--- start of TASK MATERIAL ---
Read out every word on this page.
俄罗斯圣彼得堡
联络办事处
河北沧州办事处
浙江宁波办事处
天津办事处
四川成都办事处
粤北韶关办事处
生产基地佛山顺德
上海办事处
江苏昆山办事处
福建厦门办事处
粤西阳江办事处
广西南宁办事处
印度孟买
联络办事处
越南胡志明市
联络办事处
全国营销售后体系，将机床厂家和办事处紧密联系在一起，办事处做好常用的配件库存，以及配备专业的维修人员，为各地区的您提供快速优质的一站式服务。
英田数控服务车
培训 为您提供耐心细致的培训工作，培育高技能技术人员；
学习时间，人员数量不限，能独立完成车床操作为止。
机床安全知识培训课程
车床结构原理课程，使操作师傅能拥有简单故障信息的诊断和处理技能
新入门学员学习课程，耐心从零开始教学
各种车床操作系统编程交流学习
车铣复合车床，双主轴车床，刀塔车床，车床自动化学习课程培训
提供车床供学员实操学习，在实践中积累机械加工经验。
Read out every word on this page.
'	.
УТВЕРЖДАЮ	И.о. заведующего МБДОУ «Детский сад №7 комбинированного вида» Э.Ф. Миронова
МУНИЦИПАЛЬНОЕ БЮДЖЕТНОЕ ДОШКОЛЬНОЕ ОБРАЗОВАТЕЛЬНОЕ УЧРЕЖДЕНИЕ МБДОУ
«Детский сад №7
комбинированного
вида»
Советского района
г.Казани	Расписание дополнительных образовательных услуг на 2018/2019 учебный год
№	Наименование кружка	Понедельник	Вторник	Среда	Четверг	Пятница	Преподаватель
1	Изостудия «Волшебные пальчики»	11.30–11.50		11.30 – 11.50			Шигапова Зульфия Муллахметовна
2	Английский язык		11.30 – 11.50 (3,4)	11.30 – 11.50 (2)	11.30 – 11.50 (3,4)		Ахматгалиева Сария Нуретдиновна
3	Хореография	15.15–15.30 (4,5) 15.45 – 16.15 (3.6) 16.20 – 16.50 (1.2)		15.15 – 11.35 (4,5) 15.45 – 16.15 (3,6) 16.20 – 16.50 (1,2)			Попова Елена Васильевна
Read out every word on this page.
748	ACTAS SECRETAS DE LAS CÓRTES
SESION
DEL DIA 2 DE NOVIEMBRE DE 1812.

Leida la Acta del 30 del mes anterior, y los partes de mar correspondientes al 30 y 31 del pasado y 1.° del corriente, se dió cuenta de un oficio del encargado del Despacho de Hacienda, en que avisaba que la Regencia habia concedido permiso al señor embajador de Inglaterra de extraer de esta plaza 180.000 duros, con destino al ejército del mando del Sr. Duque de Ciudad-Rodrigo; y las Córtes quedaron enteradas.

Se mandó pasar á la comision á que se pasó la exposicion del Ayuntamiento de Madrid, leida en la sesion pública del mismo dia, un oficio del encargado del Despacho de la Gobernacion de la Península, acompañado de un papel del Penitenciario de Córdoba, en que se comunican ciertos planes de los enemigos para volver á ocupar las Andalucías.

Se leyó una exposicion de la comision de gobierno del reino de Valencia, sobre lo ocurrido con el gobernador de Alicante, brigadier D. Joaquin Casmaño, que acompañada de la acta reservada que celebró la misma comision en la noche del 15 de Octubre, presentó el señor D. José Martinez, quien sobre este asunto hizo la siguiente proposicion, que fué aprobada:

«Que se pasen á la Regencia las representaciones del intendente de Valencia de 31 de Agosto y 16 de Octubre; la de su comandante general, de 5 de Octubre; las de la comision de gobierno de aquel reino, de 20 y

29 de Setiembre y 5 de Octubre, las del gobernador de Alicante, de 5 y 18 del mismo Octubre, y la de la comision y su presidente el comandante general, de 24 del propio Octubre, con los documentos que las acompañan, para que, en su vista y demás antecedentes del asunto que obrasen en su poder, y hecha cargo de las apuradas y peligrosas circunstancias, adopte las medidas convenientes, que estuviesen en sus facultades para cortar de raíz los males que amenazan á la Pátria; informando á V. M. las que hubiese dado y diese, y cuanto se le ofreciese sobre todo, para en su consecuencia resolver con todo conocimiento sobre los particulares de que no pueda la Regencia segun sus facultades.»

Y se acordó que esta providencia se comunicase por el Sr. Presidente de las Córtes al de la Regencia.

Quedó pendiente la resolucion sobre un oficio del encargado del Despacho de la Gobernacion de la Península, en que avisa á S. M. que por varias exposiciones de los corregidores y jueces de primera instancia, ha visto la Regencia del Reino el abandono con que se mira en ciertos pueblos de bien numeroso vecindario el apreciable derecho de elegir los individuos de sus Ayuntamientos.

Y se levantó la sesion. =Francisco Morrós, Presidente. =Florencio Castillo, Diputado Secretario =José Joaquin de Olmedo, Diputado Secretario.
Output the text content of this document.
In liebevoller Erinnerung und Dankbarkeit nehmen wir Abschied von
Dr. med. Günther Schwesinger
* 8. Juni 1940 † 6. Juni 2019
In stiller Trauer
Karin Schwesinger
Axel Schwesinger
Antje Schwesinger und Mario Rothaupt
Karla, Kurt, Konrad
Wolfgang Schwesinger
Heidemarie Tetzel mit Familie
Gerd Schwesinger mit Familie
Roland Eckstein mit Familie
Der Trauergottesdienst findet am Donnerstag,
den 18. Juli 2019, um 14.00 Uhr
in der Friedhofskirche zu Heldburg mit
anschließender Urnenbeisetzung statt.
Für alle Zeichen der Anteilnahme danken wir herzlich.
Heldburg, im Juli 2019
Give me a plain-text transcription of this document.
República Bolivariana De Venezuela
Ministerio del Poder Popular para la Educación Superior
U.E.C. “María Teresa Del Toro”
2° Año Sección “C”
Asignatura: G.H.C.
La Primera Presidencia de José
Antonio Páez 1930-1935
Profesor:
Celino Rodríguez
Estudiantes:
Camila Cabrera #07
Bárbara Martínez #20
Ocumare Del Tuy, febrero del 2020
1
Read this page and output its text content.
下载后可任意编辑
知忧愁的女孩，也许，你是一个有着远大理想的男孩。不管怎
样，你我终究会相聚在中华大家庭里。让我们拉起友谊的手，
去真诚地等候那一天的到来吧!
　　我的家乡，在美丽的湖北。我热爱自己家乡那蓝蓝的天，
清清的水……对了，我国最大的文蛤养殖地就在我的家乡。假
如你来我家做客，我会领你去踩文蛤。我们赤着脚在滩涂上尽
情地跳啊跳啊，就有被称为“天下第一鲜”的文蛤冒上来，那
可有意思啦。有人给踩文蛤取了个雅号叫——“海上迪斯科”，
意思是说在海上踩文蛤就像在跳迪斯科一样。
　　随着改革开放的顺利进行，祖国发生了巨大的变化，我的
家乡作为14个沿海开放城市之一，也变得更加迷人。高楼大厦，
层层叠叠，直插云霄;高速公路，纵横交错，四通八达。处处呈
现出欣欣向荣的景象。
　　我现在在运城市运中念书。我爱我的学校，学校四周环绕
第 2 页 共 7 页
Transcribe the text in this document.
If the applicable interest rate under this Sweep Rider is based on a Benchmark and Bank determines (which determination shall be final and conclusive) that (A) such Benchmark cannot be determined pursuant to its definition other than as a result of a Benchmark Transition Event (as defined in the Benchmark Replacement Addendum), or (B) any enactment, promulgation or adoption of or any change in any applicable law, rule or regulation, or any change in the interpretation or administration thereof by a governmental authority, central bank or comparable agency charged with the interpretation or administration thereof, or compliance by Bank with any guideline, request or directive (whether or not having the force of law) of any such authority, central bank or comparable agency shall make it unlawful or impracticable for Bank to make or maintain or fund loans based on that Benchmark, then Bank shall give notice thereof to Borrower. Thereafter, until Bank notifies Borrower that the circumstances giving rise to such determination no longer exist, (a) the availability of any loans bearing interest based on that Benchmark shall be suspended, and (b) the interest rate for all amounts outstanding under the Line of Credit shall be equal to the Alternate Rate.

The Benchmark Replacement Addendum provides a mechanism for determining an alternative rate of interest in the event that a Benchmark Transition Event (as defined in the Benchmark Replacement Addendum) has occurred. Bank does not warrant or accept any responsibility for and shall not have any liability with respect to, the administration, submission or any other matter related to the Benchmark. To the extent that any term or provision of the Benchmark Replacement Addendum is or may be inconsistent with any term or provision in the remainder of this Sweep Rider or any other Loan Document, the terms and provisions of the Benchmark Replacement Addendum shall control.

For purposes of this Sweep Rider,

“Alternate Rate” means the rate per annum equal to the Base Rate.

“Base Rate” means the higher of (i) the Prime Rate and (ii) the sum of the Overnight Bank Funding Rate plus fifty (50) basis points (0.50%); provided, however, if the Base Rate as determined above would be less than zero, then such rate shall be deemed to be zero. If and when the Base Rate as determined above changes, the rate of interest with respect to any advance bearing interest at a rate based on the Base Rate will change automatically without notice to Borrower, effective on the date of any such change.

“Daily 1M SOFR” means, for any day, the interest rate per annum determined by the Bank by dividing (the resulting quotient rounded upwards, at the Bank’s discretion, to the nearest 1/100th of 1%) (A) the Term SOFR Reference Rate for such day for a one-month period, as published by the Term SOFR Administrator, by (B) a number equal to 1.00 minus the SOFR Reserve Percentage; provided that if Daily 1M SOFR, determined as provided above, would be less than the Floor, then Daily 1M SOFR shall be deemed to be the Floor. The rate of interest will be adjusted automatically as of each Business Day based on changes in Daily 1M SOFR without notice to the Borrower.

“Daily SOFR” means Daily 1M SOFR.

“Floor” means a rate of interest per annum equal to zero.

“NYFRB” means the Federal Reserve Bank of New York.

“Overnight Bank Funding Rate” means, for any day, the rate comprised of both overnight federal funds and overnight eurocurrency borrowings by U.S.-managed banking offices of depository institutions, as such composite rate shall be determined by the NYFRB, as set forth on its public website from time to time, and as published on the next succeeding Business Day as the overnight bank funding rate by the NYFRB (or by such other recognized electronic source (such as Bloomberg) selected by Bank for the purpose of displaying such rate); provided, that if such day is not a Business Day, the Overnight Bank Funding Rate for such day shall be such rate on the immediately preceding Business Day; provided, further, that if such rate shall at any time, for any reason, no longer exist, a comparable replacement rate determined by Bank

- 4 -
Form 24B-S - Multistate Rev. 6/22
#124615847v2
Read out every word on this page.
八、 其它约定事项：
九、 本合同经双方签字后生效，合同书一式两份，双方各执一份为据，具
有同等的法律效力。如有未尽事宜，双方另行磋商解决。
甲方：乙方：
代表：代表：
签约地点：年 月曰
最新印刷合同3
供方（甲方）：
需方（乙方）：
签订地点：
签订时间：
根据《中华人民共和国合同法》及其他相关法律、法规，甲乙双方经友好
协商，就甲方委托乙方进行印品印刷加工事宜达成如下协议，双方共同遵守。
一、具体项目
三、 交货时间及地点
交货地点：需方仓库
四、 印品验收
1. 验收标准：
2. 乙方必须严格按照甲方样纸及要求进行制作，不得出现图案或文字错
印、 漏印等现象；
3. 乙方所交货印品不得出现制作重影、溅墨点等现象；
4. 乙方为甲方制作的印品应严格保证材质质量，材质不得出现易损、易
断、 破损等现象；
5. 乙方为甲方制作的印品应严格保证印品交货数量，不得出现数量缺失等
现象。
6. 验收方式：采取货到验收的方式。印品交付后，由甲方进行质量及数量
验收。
--- end of TASK MATERIAL ---
### YOUR INSTRUCTIONS
Give only the number of lines in the data that include the string "sobre".

### WRITTEN SOLUTION
3